▶ [YOUR GOAL]
Write out the records again, exactly, leaving none out.

▶ [DATASET EXCERPTS]
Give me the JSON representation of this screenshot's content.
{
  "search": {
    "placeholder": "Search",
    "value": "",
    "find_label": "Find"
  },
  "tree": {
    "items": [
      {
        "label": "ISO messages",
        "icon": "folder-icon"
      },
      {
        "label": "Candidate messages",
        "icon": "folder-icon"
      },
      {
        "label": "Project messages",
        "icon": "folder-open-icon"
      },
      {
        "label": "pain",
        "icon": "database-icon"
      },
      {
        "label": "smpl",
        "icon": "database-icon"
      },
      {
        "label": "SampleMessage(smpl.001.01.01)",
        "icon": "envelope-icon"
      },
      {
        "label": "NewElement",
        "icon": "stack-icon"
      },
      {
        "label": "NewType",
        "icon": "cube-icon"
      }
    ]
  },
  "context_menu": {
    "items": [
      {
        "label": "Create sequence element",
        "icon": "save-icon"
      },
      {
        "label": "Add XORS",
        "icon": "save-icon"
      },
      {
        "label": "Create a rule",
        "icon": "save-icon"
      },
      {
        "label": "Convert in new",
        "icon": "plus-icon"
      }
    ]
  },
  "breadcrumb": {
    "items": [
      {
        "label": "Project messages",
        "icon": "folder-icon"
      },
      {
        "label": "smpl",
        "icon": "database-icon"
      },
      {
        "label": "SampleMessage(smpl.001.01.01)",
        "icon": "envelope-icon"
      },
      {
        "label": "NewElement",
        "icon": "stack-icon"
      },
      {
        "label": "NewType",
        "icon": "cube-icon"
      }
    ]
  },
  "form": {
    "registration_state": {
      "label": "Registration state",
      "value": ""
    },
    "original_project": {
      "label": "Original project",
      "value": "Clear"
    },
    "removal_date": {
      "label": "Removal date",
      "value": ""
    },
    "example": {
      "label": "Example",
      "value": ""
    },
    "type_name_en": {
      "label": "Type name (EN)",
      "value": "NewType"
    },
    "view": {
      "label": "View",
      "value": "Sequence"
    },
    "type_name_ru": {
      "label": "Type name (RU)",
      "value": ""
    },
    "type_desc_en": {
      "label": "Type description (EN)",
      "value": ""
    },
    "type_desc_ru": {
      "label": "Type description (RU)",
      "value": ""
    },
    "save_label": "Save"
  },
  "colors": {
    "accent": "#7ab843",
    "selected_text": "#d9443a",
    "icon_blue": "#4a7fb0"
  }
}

▶ [ANSWER TO THIS EXERCISE]
Give me the JSON representation of this screenshot's content.
{
  "search": {
    "placeholder": "Search",
    "value": "",
    "find_label": "Find"
  },
  "tree": {
    "items": [
      {
        "label": "ISO messages",
        "icon": "folder-icon"
      },
      {
        "label": "Candidate messages",
        "icon": "folder-icon"
      },
      {
        "label": "Project messages",
        "icon": "folder-open-icon"
      },
      {
        "label": "pain",
        "icon": "database-icon"
      },
      {
        "label": "smpl",
        "icon": "database-icon"
      },
      {
        "label": "SampleMessage(smpl.001.01.01)",
        "icon": "envelope-icon"
      },
      {
        "label": "NewElement",
        "icon": "stack-icon"
      },
      {
        "label": "NewType",
        "icon": "cube-icon"
      }
    ]
  },
  "context_menu": {
    "items": [
      {
        "label": "Create sequence element",
        "icon": "save-icon"
      },
      {
        "label": "Add XORS",
        "icon": "save-icon"
      },
      {
        "label": "Create a rule",
        "icon": "save-icon"
      },
      {
        "label": "Convert in new",
        "icon": "plus-icon"
      }
    ]
  },
  "breadcrumb": {
    "items": [
      {
        "label": "Project messages",
        "icon": "folder-icon"
      },
      {
        "label": "smpl",
        "icon": "database-icon"
      },
      {
        "label": "SampleMessage(smpl.001.01.01)",
        "icon": "envelope-icon"
      },
      {
        "label": "NewElement",
        "icon": "stack-icon"
      },
      {
        "label": "NewType",
        "icon": "cube-icon"
      }
    ]
  },
  "form": {
    "registration_state": {
      "label": "Registration state",
      "value": ""
    },
    "original_project": {
      "label": "Original project",
      "value": "Clear"
    },
    "removal_date": {
      "label": "Removal date",
      "value": ""
    },
    "example": {
      "label": "Example",
      "value": ""
    },
    "type_name_en": {
      "label": "Type name (EN)",
      "value": "NewType"
    },
    "view": {
      "label": "View",
      "value": "Sequence"
    },
    "type_name_ru": {
      "label": "Type name (RU)",
      "value": ""
    },
    "type_desc_en": {
      "label": "Type description (EN)",
      "value": ""
    },
    "type_desc_ru": {
      "label": "Type description (RU)",
      "value": ""
    },
    "save_label": "Save"
  },
  "colors": {
    "accent": "#7ab843",
    "selected_text": "#d9443a",
    "icon_blue": "#4a7fb0"
  }
}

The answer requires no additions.